The task - From the biography of Henry Elijah Alvord, quote the passage from "Henry Elijah Alvord" up to and including "Massachusetts – Amherst).".

Source document -
=== Section Start ===

Henry Elijah Alvord (March 11, 1844 - October 1, 1904) was an American university administrator, educator, and Army officer. He served as the president of the Oklahoma Agricultural and Mechanical College (now Oklahoma State University) and the Maryland Agricultural College (now the University of Maryland) as well teaching Military Science at Massachusetts Agricultural College (Now the University of Massachusetts – Amherst).

Alvord was born on March 11, 1844, in Greenfield, Massachusetts. He was educated at Norwich University and was given the degrees of C.E. and B.S. in 1863. He joined the Union Army in 1862 as a private, eventually reaching the rank of Major in 1865 through meritorious service. He became interested in the emerging western cattle industry while serving as captain of the United States cavalry near the close of the American Civil War. Alvord later lobbied for the passage of the Hatch Act of 1887 and the Morrill Act of 1890, which helped establish agricultural experiment stations. In 1872, he was appointed a special Indian courier. He served as Professor of Agriculture of the Massachusetts Agricultural College from 1886 to 1887, as well as the second president of Oklahoma Agricultural and Mechanical College from 1894 to 1895. He organized and became chief of the dairy division of the bureau of animal industry of the U.S. department of agriculture in 1895. He died on October 1, 1904, in St. Louis, Missouri while attending the World's Fair.

=== Section End ===

[Page layout parsing data]
=== Section Start ===

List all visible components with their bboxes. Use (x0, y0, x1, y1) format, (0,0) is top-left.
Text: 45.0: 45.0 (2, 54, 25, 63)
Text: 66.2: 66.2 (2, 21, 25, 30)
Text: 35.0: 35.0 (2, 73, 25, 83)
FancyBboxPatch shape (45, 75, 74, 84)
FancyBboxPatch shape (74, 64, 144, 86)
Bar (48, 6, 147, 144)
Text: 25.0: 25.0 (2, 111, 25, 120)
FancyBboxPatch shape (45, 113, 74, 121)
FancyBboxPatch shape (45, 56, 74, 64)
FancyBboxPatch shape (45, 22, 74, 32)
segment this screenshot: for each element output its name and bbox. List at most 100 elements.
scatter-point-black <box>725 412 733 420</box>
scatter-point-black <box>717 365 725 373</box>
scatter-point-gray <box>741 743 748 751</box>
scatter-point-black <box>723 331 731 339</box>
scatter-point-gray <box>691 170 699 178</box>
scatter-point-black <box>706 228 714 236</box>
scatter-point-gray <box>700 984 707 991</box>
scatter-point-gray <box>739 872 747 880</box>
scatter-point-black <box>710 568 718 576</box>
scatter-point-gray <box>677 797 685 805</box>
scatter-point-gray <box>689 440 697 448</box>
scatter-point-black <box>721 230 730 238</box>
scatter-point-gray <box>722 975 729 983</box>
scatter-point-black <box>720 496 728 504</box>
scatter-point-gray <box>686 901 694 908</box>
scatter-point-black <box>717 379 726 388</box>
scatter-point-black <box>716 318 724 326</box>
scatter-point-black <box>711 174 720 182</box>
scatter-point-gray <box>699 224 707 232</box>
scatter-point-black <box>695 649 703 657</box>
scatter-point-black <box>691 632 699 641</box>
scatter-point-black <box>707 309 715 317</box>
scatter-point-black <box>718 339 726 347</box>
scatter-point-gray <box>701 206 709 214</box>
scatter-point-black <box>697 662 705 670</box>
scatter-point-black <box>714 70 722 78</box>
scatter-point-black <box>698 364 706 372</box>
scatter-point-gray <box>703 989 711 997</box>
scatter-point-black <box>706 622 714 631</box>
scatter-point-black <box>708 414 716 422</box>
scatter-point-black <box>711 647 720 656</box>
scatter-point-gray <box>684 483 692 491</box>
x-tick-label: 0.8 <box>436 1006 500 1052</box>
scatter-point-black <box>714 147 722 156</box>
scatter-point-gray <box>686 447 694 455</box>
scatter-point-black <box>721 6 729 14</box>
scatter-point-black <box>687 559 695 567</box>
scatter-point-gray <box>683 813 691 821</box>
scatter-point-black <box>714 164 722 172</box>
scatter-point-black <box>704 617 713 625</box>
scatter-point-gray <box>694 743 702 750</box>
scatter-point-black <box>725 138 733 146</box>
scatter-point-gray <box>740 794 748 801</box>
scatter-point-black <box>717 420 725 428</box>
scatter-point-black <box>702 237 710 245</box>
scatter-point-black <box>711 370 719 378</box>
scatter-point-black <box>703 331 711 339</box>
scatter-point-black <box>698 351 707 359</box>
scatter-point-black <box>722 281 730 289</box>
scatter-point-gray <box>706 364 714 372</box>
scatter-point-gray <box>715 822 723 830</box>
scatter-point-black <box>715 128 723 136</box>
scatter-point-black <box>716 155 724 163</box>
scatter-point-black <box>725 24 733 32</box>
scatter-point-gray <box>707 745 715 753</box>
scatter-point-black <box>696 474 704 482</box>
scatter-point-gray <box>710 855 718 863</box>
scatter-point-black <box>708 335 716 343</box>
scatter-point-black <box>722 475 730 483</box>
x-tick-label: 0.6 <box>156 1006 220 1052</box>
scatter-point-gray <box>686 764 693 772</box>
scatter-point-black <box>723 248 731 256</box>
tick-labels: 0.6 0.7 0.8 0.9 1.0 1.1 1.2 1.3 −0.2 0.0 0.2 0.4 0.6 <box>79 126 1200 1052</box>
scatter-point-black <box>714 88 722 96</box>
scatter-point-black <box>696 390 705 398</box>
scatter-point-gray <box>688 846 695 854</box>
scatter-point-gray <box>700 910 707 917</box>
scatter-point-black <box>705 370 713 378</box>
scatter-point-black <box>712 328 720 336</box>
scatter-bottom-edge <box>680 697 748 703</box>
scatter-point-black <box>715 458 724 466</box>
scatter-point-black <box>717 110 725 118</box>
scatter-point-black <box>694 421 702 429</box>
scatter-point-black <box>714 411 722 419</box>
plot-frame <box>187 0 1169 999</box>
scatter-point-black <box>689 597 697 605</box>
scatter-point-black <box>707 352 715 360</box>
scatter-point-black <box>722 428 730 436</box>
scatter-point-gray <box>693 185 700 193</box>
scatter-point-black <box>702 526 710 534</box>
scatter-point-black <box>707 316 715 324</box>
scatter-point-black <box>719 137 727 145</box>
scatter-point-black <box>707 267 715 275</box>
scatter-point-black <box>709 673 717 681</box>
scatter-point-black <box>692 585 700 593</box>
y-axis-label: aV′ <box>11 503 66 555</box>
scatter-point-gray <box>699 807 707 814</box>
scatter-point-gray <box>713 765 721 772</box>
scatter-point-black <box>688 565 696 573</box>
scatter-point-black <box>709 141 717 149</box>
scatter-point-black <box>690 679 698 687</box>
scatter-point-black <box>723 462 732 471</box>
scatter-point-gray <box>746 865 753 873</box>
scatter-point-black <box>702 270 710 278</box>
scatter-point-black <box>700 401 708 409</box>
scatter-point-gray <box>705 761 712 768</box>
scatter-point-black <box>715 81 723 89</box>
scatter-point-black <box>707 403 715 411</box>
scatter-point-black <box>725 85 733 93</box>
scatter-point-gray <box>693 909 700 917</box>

=== Section End ===

Exercise answer -
Henry Elijah Alvord (March 11, 1844 - October 1, 1904) was an American university administrator, educator, and Army officer. He served as the president of the Oklahoma Agricultural and Mechanical College (now Oklahoma State University) and the Maryland Agricultural College (now the University of Maryland) as well teaching Military Science at Massachusetts Agricultural College (Now the University of Massachusetts – Amherst).